* Begin Source material *
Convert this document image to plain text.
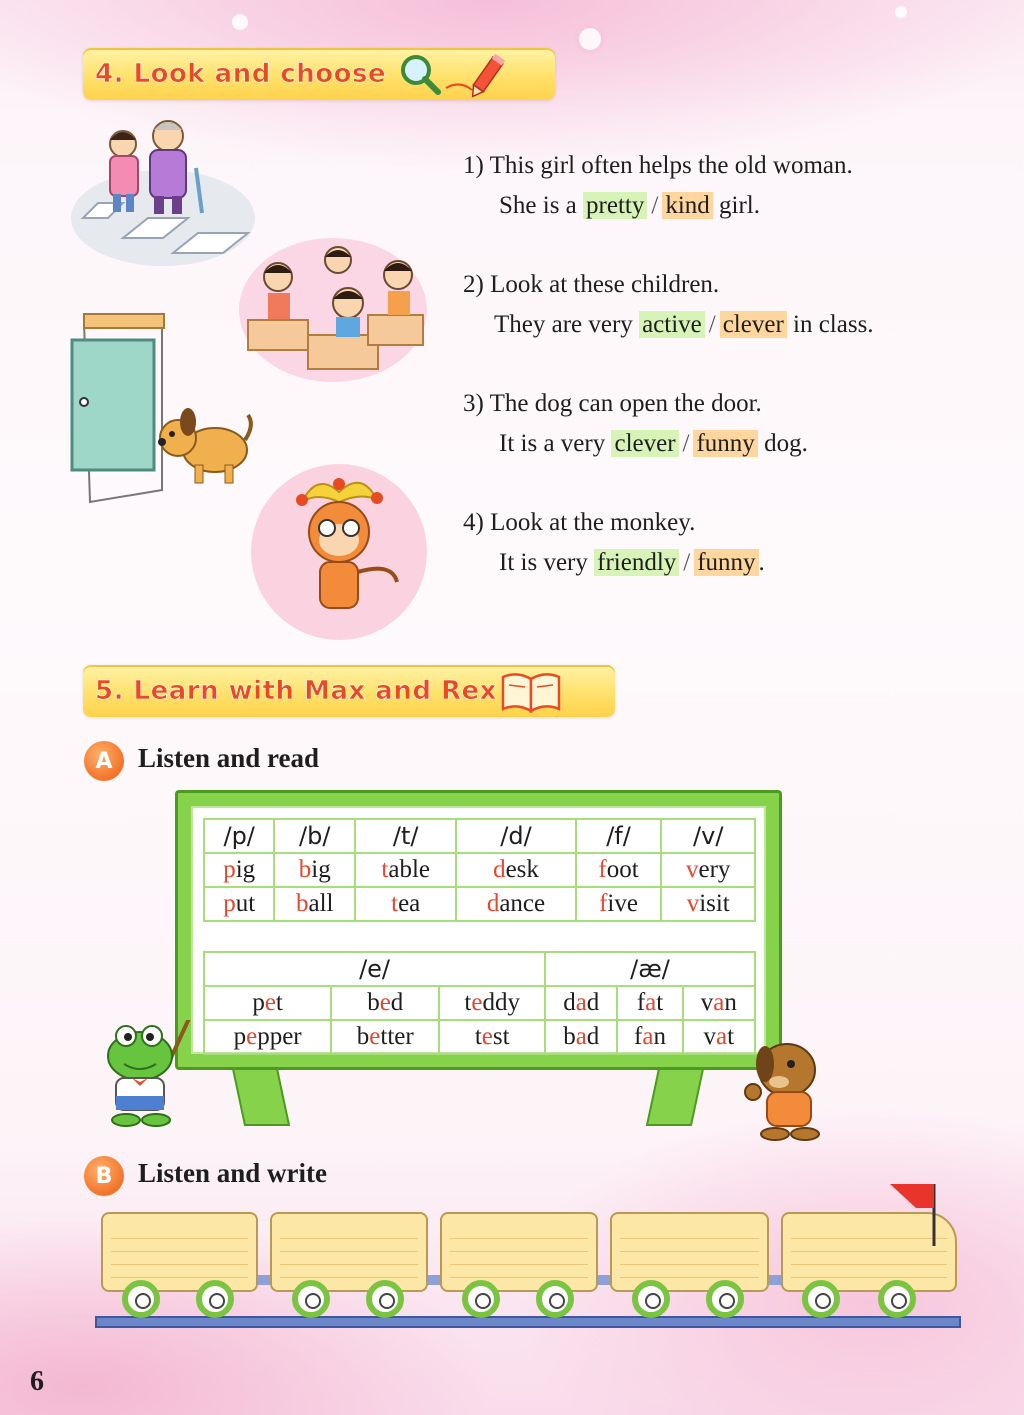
4. Look and choose
1) This girl often helps the old woman.
She is a pretty / kind girl.
2) Look at these children.
They are very active / clever in class.
3) The dog can open the door.
It is a very clever / funny dog.
4) Look at the monkey.
It is very friendly / funny .
5. Learn with Max and Rex
A Listen and read
/p/	/b/	/t/	/d/	/f/	/v/
pig	big	table	desk	foot	very
put	ball	tea	dance	five	visit
/e/			/æ/		
pet	bed	teddy	dad	fat	van
pepper	better	test	bad	fan	vat
B Listen and write
6
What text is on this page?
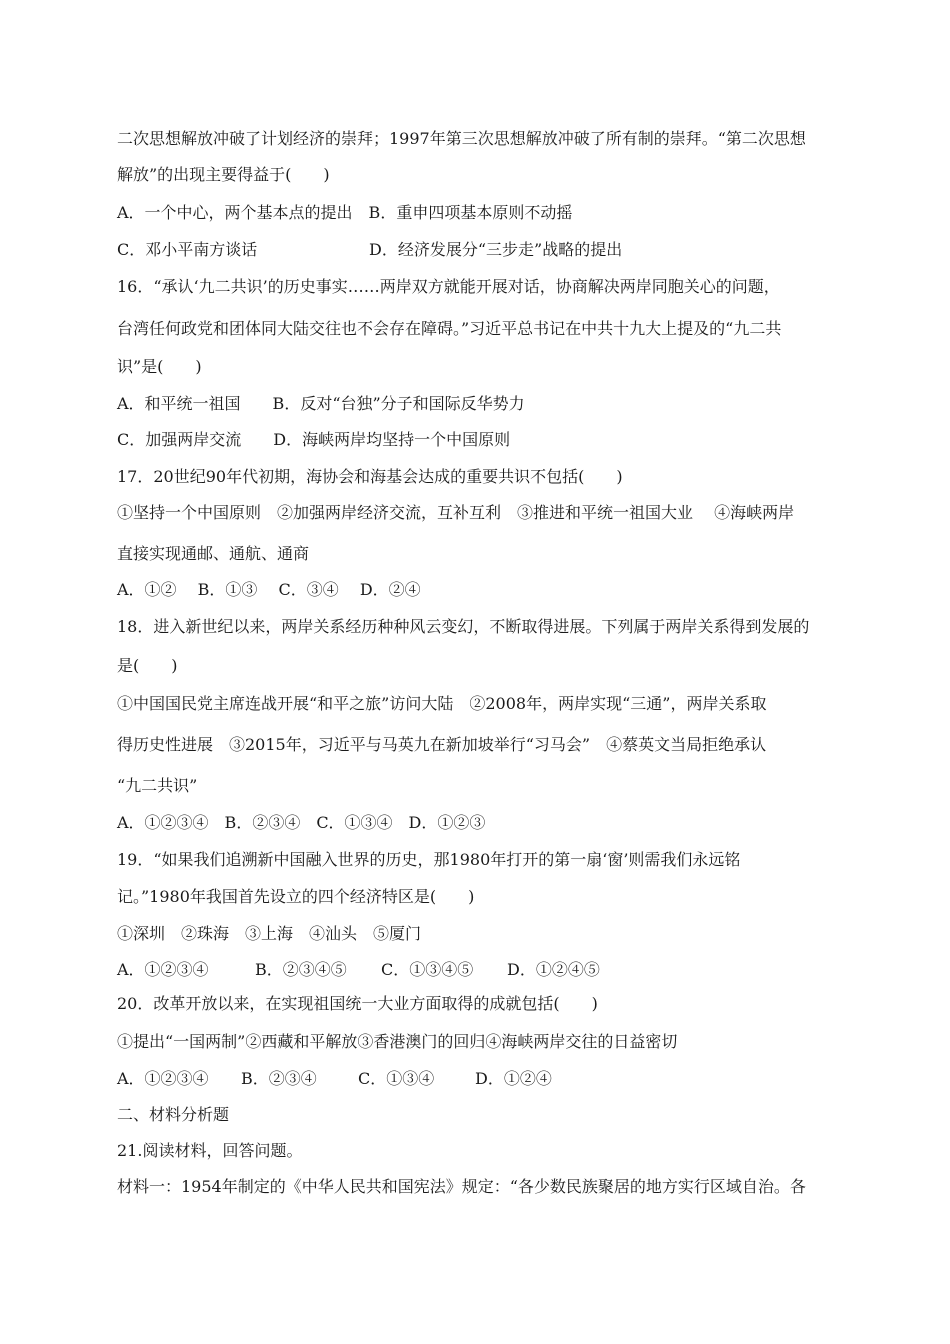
二次思想解放冲破了计划经济的崇拜；1997年第三次思想解放冲破了所有制的崇拜。“第二次思想
解放”的出现主要得益于(　　)
A．一个中心，两个基本点的提出　B．重申四项基本原则不动摇
C．邓小平南方谈话	D．经济发展分“三步走”战略的提出
16．“承认‘九二共识’的历史事实……两岸双方就能开展对话，协商解决两岸同胞关心的问题，
台湾任何政党和团体同大陆交往也不会存在障碍。”习近平总书记在中共十九大上提及的“九二共
识”是(　　)
A．和平统一祖国　　B．反对“台独”分子和国际反华势力
C．加强两岸交流　　D．海峡两岸均坚持一个中国原则
17．20世纪90年代初期，海协会和海基会达成的重要共识不包括(　　)
①坚持一个中国原则　②加强两岸经济交流，互补互利　③推进和平统一祖国大业　 ④海峡两岸
直接实现通邮、通航、通商
A．①②　 B．①③　 C．③④　 D．②④
18．进入新世纪以来，两岸关系经历种种风云变幻，不断取得进展。下列属于两岸关系得到发展的
是(　　)
①中国国民党主席连战开展“和平之旅”访问大陆　②2008年，两岸实现“三通”，两岸关系取
得历史性进展　③2015年，习近平与马英九在新加坡举行“习马会”　④蔡英文当局拒绝承认
“九二共识”
A．①②③④　B．②③④　C．①③④　D．①②③
19．“如果我们追溯新中国融入世界的历史，那1980年打开的第一扇‘窗’则需我们永远铭
记。”1980年我国首先设立的四个经济特区是(　　)
①深圳　②珠海　③上海　④汕头　⑤厦门
A．①②③④	B．②③④⑤ C．①③④⑤ D．①②④⑤
20．改革开放以来，在实现祖国统一大业方面取得的成就包括(　　)
①提出“一国两制”②西藏和平解放③香港澳门的回归④海峡两岸交往的日益密切
A．①②③④ B．②③④	C．①③④	D．①②④
二、材料分析题
21.阅读材料，回答问题。
材料一：1954年制定的《中华人民共和国宪法》规定：“各少数民族聚居的地方实行区域自治。各
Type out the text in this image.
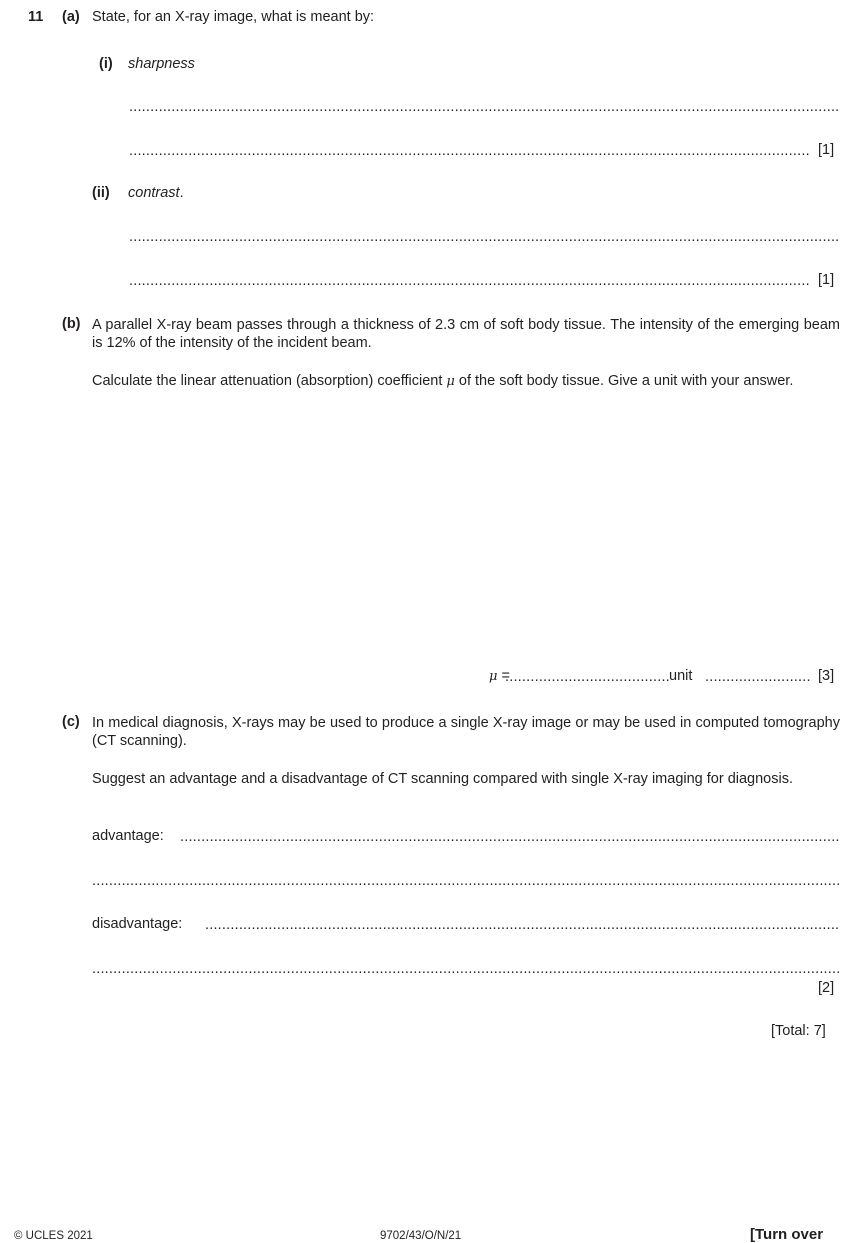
11 (a) State, for an X-ray image, what is meant by:
(i) sharpness
.....
.....
[1]
(ii) contrast.
.....
.....
[1]
(b) A parallel X-ray beam passes through a thickness of 2.3 cm of soft body tissue. The intensity of the emerging beam is 12% of the intensity of the incident beam.
Calculate the linear attenuation (absorption) coefficient μ of the soft body tissue. Give a unit with your answer.
μ = .....	unit .....	[3]
(c) In medical diagnosis, X-rays may be used to produce a single X-ray image or may be used in computed tomography (CT scanning).
Suggest an advantage and a disadvantage of CT scanning compared with single X-ray imaging for diagnosis.
advantage:
.....
.....
disadvantage:
.....
.....
[2]
[Total: 7]
© UCLES 2021	9702/43/O/N/21	[Turn over
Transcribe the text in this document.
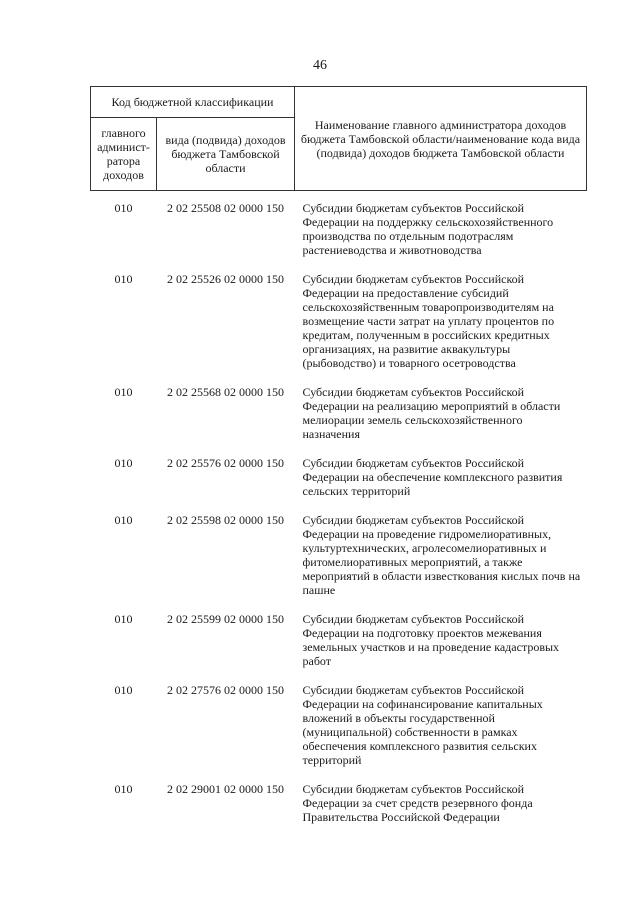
46
Код бюджетной классификации		Наименование главного администратора доходов бюджета Тамбовской области/наименование кода вида (подвида) доходов бюджета Тамбовской области
главного админист-ратора доходов	вида (подвида) доходов бюджета Тамбовской области	
010	2 02 25508 02 0000 150	Субсидии бюджетам субъектов Российской Федерации на поддержку сельскохозяйственного производства по отдельным подотраслям растениеводства и животноводства
010	2 02 25526 02 0000 150	Субсидии бюджетам субъектов Российской Федерации на предоставление субсидий сельскохозяйственным товаропроизводителям на возмещение части затрат на уплату процентов по кредитам, полученным в российских кредитных организациях, на развитие аквакультуры (рыбоводство) и товарного осетроводства
010	2 02 25568 02 0000 150	Субсидии бюджетам субъектов Российской Федерации на реализацию мероприятий в области мелиорации земель сельскохозяйственного назначения
010	2 02 25576 02 0000 150	Субсидии бюджетам субъектов Российской Федерации на обеспечение комплексного развития сельских территорий
010	2 02 25598 02 0000 150	Субсидии бюджетам субъектов Российской Федерации на проведение гидромелиоративных, культуртехнических, агролесомелиоративных и фитомелиоративных мероприятий, а также мероприятий в области известкования кислых почв на пашне
010	2 02 25599 02 0000 150	Субсидии бюджетам субъектов Российской Федерации на подготовку проектов межевания земельных участков и на проведение кадастровых работ
010	2 02 27576 02 0000 150	Субсидии бюджетам субъектов Российской Федерации на софинансирование капитальных вложений в объекты государственной (муниципальной) собственности в рамках обеспечения комплексного развития сельских территорий
010	2 02 29001 02 0000 150	Субсидии бюджетам субъектов Российской Федерации за счет средств резервного фонда Правительства Российской Федерации
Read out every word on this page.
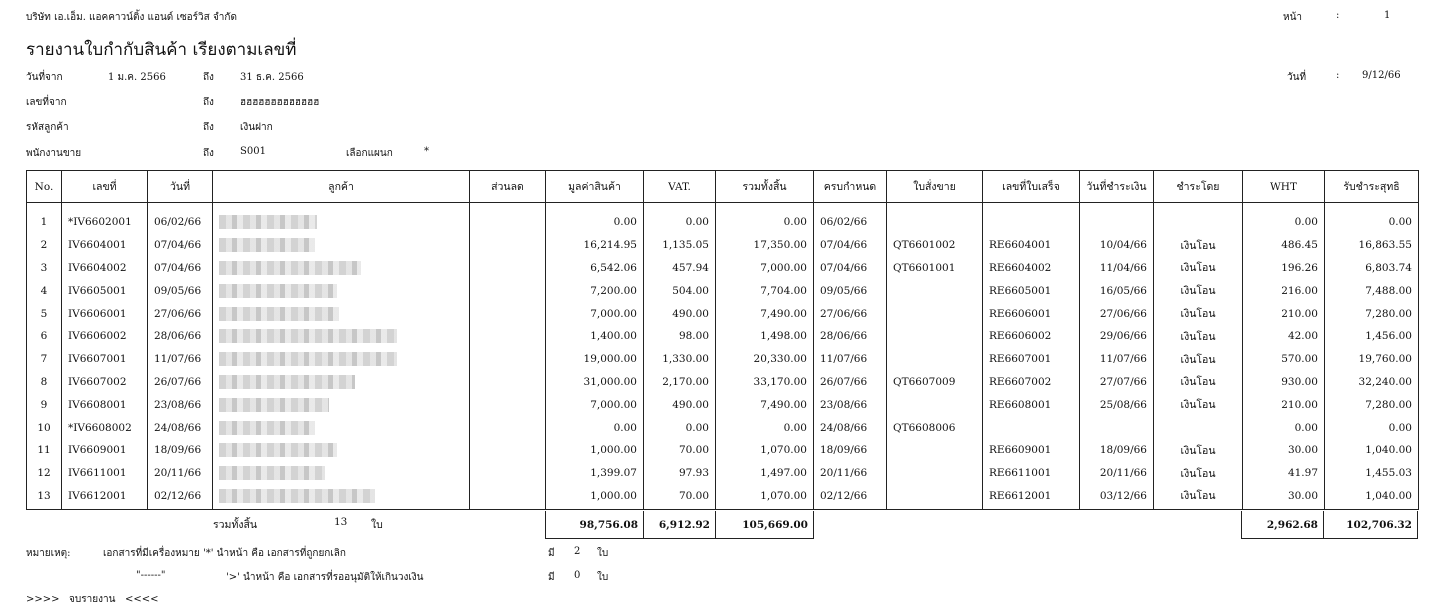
บริษัท เอ.เอ็ม. แอคคาวน์ติ้ง แอนด์ เซอร์วิส จำกัด	หน้า	:	1
รายงานใบกำกับสินค้า เรียงตามเลขที่
วันที่	: 9/12/66
วันที่จาก	1 ม.ค. 2566	ถึง	31 ธ.ค. 2566
เลขที่จาก	ถึง	ฮฮฮฮฮฮฮฮฮฮฮฮฮ
รหัสลูกค้า	ถึง	เงินฝาก
พนักงานขาย	ถึง	S001	เลือกแผนก	*
No.	เลขที่	วันที่	ลูกค้า	ส่วนลด	มูลค่าสินค้า	VAT.	รวมทั้งสิ้น	ครบกำหนด	ใบสั่งขาย	เลขที่ใบเสร็จ	วันที่ชำระเงิน	ชำระโดย	WHT	รับชำระสุทธิ

1	*IV6602001	06/02/66			0.00	0.00	0.00	06/02/66					0.00	0.00
2	IV6604001	07/04/66			16,214.95	1,135.05	17,350.00	07/04/66	QT6601002	RE6604001	10/04/66	เงินโอน	486.45	16,863.55
3	IV6604002	07/04/66			6,542.06	457.94	7,000.00	07/04/66	QT6601001	RE6604002	11/04/66	เงินโอน	196.26	6,803.74
4	IV6605001	09/05/66			7,200.00	504.00	7,704.00	09/05/66		RE6605001	16/05/66	เงินโอน	216.00	7,488.00
5	IV6606001	27/06/66			7,000.00	490.00	7,490.00	27/06/66		RE6606001	27/06/66	เงินโอน	210.00	7,280.00
6	IV6606002	28/06/66			1,400.00	98.00	1,498.00	28/06/66		RE6606002	29/06/66	เงินโอน	42.00	1,456.00
7	IV6607001	11/07/66			19,000.00	1,330.00	20,330.00	11/07/66		RE6607001	11/07/66	เงินโอน	570.00	19,760.00
8	IV6607002	26/07/66			31,000.00	2,170.00	33,170.00	26/07/66	QT6607009	RE6607002	27/07/66	เงินโอน	930.00	32,240.00
9	IV6608001	23/08/66			7,000.00	490.00	7,490.00	23/08/66		RE6608001	25/08/66	เงินโอน	210.00	7,280.00
10	*IV6608002	24/08/66			0.00	0.00	0.00	24/08/66	QT6608006				0.00	0.00
11	IV6609001	18/09/66			1,000.00	70.00	1,070.00	18/09/66		RE6609001	18/09/66	เงินโอน	30.00	1,040.00
12	IV6611001	20/11/66			1,399.07	97.93	1,497.00	20/11/66		RE6611001	20/11/66	เงินโอน	41.97	1,455.03
13	IV6612001	02/12/66			1,000.00	70.00	1,070.00	02/12/66		RE6612001	03/12/66	เงินโอน	30.00	1,040.00
รวมทั้งสิ้น	13 ใบ	98,756.08	6,912.92	105,669.00	2,962.68	102,706.32
หมายเหตุ:	เอกสารที่มีเครื่องหมาย '*' นำหน้า คือ เอกสารที่ถูกยกเลิก	มี 2 ใบ
"------"	'>' นำหน้า คือ เอกสารที่รออนุมัติให้เกินวงเงิน	มี 0 ใบ
>>>>   จบรายงาน   <<<<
* End Source material *
▶ **Directions for this task**:
Collect every line above that contains the word "document".

▶ **Correct result**:
Convert this document image to plain text.
Transcribe the text in this document.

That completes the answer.